**OBJECTIVE**
Write out every entry exactly as given, but omit the pictures.

**INFORMATION PROVIDED**

########

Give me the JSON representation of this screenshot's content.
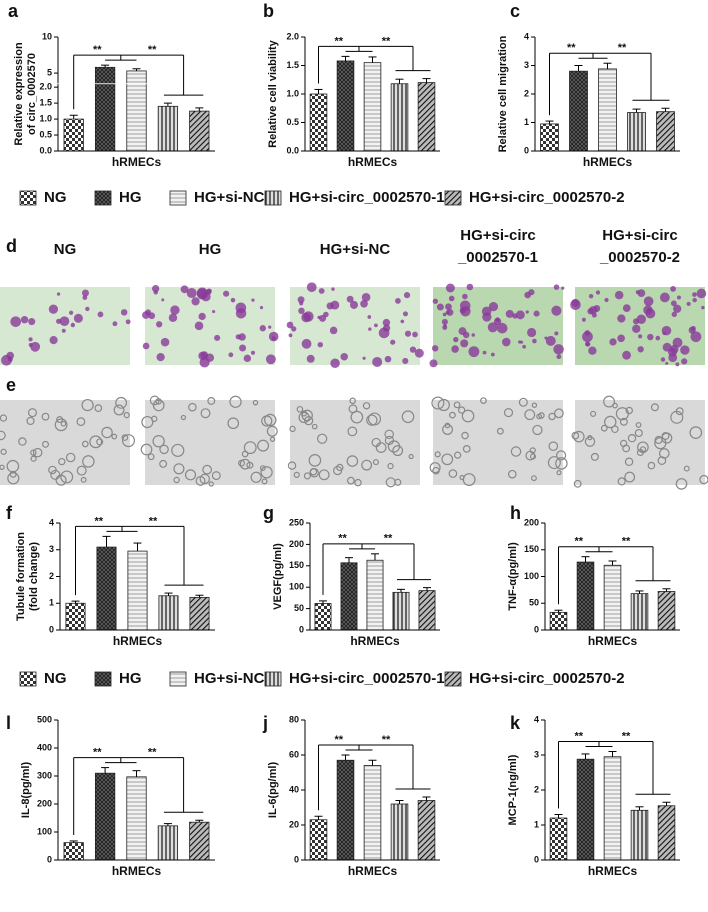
{
  "chart_data": [
    {
      "type": "bar",
      "panel": "a",
      "ylabel": [
        "Relative expression",
        "of circ_0002570"
      ],
      "xlabel": "hRMECs",
      "values": [
        1.0,
        5.8,
        5.3,
        1.4,
        1.25
      ],
      "errors": [
        0.12,
        0.3,
        0.3,
        0.1,
        0.1
      ],
      "ylim": [
        0,
        10
      ],
      "axis_break": [
        2.0,
        4.0
      ],
      "yticks": [
        {
          "value": 0,
          "label": "0.0"
        },
        {
          "value": 0.5,
          "label": "0.5"
        },
        {
          "value": 1,
          "label": "1.0"
        },
        {
          "value": 1.5,
          "label": "1.5"
        },
        {
          "value": 2,
          "label": "2.0"
        },
        5,
        10
      ],
      "significance": [
        "**",
        "**"
      ]
    },
    {
      "type": "bar",
      "panel": "b",
      "ylabel": [
        "Relative cell viability"
      ],
      "xlabel": "hRMECs",
      "values": [
        1.0,
        1.58,
        1.55,
        1.18,
        1.2
      ],
      "errors": [
        0.08,
        0.08,
        0.1,
        0.08,
        0.07
      ],
      "ylim": [
        0,
        2
      ],
      "yticks": [
        {
          "value": 0,
          "label": "0.0"
        },
        {
          "value": 0.5,
          "label": "0.5"
        },
        {
          "value": 1,
          "label": "1.0"
        },
        {
          "value": 1.5,
          "label": "1.5"
        },
        {
          "value": 2,
          "label": "2.0"
        }
      ],
      "significance": [
        "**",
        "**"
      ]
    },
    {
      "type": "bar",
      "panel": "c",
      "ylabel": [
        "Relative cell migration"
      ],
      "xlabel": "hRMECs",
      "values": [
        0.95,
        2.8,
        2.88,
        1.35,
        1.38
      ],
      "errors": [
        0.1,
        0.2,
        0.2,
        0.12,
        0.12
      ],
      "ylim": [
        0,
        4
      ],
      "yticks": [
        0,
        1,
        2,
        3,
        4
      ],
      "significance": [
        "**",
        "**"
      ]
    },
    {
      "type": "bar",
      "panel": "f",
      "ylabel": [
        "Tubule formation",
        "(fold change)"
      ],
      "xlabel": "hRMECs",
      "values": [
        1.0,
        3.1,
        2.95,
        1.28,
        1.22
      ],
      "errors": [
        0.08,
        0.4,
        0.3,
        0.1,
        0.08
      ],
      "ylim": [
        0,
        4
      ],
      "yticks": [
        0,
        1,
        2,
        3,
        4
      ],
      "significance": [
        "**",
        "**"
      ]
    },
    {
      "type": "bar",
      "panel": "g",
      "ylabel": [
        "VEGF(pg/ml)"
      ],
      "xlabel": "hRMECs",
      "values": [
        62,
        157,
        163,
        88,
        92
      ],
      "errors": [
        6,
        12,
        15,
        7,
        7
      ],
      "ylim": [
        0,
        250
      ],
      "yticks": [
        0,
        50,
        100,
        150,
        200,
        250
      ],
      "significance": [
        "**",
        "**"
      ]
    },
    {
      "type": "bar",
      "panel": "h",
      "ylabel": [
        "TNF-α(pg/ml)"
      ],
      "xlabel": "hRMECs",
      "values": [
        33,
        127,
        121,
        68,
        72
      ],
      "errors": [
        4,
        10,
        8,
        5,
        5
      ],
      "ylim": [
        0,
        200
      ],
      "yticks": [
        0,
        50,
        100,
        150,
        200
      ],
      "significance": [
        "**",
        "**"
      ]
    },
    {
      "type": "bar",
      "panel": "l",
      "ylabel": [
        "IL-8(pg/ml)"
      ],
      "xlabel": "hRMECs",
      "values": [
        62,
        310,
        297,
        122,
        135
      ],
      "errors": [
        6,
        20,
        22,
        8,
        7
      ],
      "ylim": [
        0,
        500
      ],
      "yticks": [
        0,
        100,
        200,
        300,
        400,
        500
      ],
      "significance": [
        "**",
        "**"
      ]
    },
    {
      "type": "bar",
      "panel": "j",
      "ylabel": [
        "IL-6(pg/ml)"
      ],
      "xlabel": "hRMECs",
      "values": [
        23,
        57,
        54,
        32,
        34
      ],
      "errors": [
        2,
        3,
        3,
        2,
        2
      ],
      "ylim": [
        0,
        80
      ],
      "yticks": [
        0,
        20,
        40,
        60,
        80
      ],
      "significance": [
        "**",
        "**"
      ]
    },
    {
      "type": "bar",
      "panel": "k",
      "ylabel": [
        "MCP-1(ng/ml)"
      ],
      "xlabel": "hRMECs",
      "values": [
        1.2,
        2.88,
        2.95,
        1.42,
        1.55
      ],
      "errors": [
        0.1,
        0.15,
        0.15,
        0.1,
        0.1
      ],
      "ylim": [
        0,
        4
      ],
      "yticks": [
        0,
        1,
        2,
        3,
        4
      ],
      "significance": [
        "**",
        "**"
      ]
    }
  ],
  "legend": {
    "labels": [
      "NG",
      "HG",
      "HG+si-NC",
      "HG+si-circ_0002570-1",
      "HG+si-circ_0002570-2"
    ],
    "patterns": [
      "checker",
      "crosshatch",
      "horizontal",
      "vertical",
      "diagonal"
    ]
  },
  "photo_panels": [
    {
      "panel": "d",
      "style": "stained",
      "labels": [
        [
          "NG"
        ],
        [
          "HG"
        ],
        [
          "HG+si-NC"
        ],
        [
          "HG+si-circ",
          "_0002570-1"
        ],
        [
          "HG+si-circ",
          "_0002570-2"
        ]
      ]
    },
    {
      "panel": "e",
      "style": "grayscale"
    }
  ]
}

########

**REPLY**
Give me the JSON representation of this screenshot's content.
{
  "chart_data": [
    {
      "type": "bar",
      "panel": "a",
      "ylabel": [
        "Relative expression",
        "of circ_0002570"
      ],
      "xlabel": "hRMECs",
      "values": [
        1.0,
        5.8,
        5.3,
        1.4,
        1.25
      ],
      "errors": [
        0.12,
        0.3,
        0.3,
        0.1,
        0.1
      ],
      "ylim": [
        0,
        10
      ],
      "axis_break": [
        2.0,
        4.0
      ],
      "yticks": [
        {
          "value": 0,
          "label": "0.0"
        },
        {
          "value": 0.5,
          "label": "0.5"
        },
        {
          "value": 1,
          "label": "1.0"
        },
        {
          "value": 1.5,
          "label": "1.5"
        },
        {
          "value": 2,
          "label": "2.0"
        },
        5,
        10
      ],
      "significance": [
        "**",
        "**"
      ]
    },
    {
      "type": "bar",
      "panel": "b",
      "ylabel": [
        "Relative cell viability"
      ],
      "xlabel": "hRMECs",
      "values": [
        1.0,
        1.58,
        1.55,
        1.18,
        1.2
      ],
      "errors": [
        0.08,
        0.08,
        0.1,
        0.08,
        0.07
      ],
      "ylim": [
        0,
        2
      ],
      "yticks": [
        {
          "value": 0,
          "label": "0.0"
        },
        {
          "value": 0.5,
          "label": "0.5"
        },
        {
          "value": 1,
          "label": "1.0"
        },
        {
          "value": 1.5,
          "label": "1.5"
        },
        {
          "value": 2,
          "label": "2.0"
        }
      ],
      "significance": [
        "**",
        "**"
      ]
    },
    {
      "type": "bar",
      "panel": "c",
      "ylabel": [
        "Relative cell migration"
      ],
      "xlabel": "hRMECs",
      "values": [
        0.95,
        2.8,
        2.88,
        1.35,
        1.38
      ],
      "errors": [
        0.1,
        0.2,
        0.2,
        0.12,
        0.12
      ],
      "ylim": [
        0,
        4
      ],
      "yticks": [
        0,
        1,
        2,
        3,
        4
      ],
      "significance": [
        "**",
        "**"
      ]
    },
    {
      "type": "bar",
      "panel": "f",
      "ylabel": [
        "Tubule formation",
        "(fold change)"
      ],
      "xlabel": "hRMECs",
      "values": [
        1.0,
        3.1,
        2.95,
        1.28,
        1.22
      ],
      "errors": [
        0.08,
        0.4,
        0.3,
        0.1,
        0.08
      ],
      "ylim": [
        0,
        4
      ],
      "yticks": [
        0,
        1,
        2,
        3,
        4
      ],
      "significance": [
        "**",
        "**"
      ]
    },
    {
      "type": "bar",
      "panel": "g",
      "ylabel": [
        "VEGF(pg/ml)"
      ],
      "xlabel": "hRMECs",
      "values": [
        62,
        157,
        163,
        88,
        92
      ],
      "errors": [
        6,
        12,
        15,
        7,
        7
      ],
      "ylim": [
        0,
        250
      ],
      "yticks": [
        0,
        50,
        100,
        150,
        200,
        250
      ],
      "significance": [
        "**",
        "**"
      ]
    },
    {
      "type": "bar",
      "panel": "h",
      "ylabel": [
        "TNF-α(pg/ml)"
      ],
      "xlabel": "hRMECs",
      "values": [
        33,
        127,
        121,
        68,
        72
      ],
      "errors": [
        4,
        10,
        8,
        5,
        5
      ],
      "ylim": [
        0,
        200
      ],
      "yticks": [
        0,
        50,
        100,
        150,
        200
      ],
      "significance": [
        "**",
        "**"
      ]
    },
    {
      "type": "bar",
      "panel": "l",
      "ylabel": [
        "IL-8(pg/ml)"
      ],
      "xlabel": "hRMECs",
      "values": [
        62,
        310,
        297,
        122,
        135
      ],
      "errors": [
        6,
        20,
        22,
        8,
        7
      ],
      "ylim": [
        0,
        500
      ],
      "yticks": [
        0,
        100,
        200,
        300,
        400,
        500
      ],
      "significance": [
        "**",
        "**"
      ]
    },
    {
      "type": "bar",
      "panel": "j",
      "ylabel": [
        "IL-6(pg/ml)"
      ],
      "xlabel": "hRMECs",
      "values": [
        23,
        57,
        54,
        32,
        34
      ],
      "errors": [
        2,
        3,
        3,
        2,
        2
      ],
      "ylim": [
        0,
        80
      ],
      "yticks": [
        0,
        20,
        40,
        60,
        80
      ],
      "significance": [
        "**",
        "**"
      ]
    },
    {
      "type": "bar",
      "panel": "k",
      "ylabel": [
        "MCP-1(ng/ml)"
      ],
      "xlabel": "hRMECs",
      "values": [
        1.2,
        2.88,
        2.95,
        1.42,
        1.55
      ],
      "errors": [
        0.1,
        0.15,
        0.15,
        0.1,
        0.1
      ],
      "ylim": [
        0,
        4
      ],
      "yticks": [
        0,
        1,
        2,
        3,
        4
      ],
      "significance": [
        "**",
        "**"
      ]
    }
  ],
  "legend": {
    "labels": [
      "NG",
      "HG",
      "HG+si-NC",
      "HG+si-circ_0002570-1",
      "HG+si-circ_0002570-2"
    ],
    "patterns": [
      "checker",
      "crosshatch",
      "horizontal",
      "vertical",
      "diagonal"
    ]
  },
  "photo_panels": [
    {
      "panel": "d",
      "style": "stained",
      "labels": [
        [
          "NG"
        ],
        [
          "HG"
        ],
        [
          "HG+si-NC"
        ],
        [
          "HG+si-circ",
          "_0002570-1"
        ],
        [
          "HG+si-circ",
          "_0002570-2"
        ]
      ]
    },
    {
      "panel": "e",
      "style": "grayscale"
    }
  ]
}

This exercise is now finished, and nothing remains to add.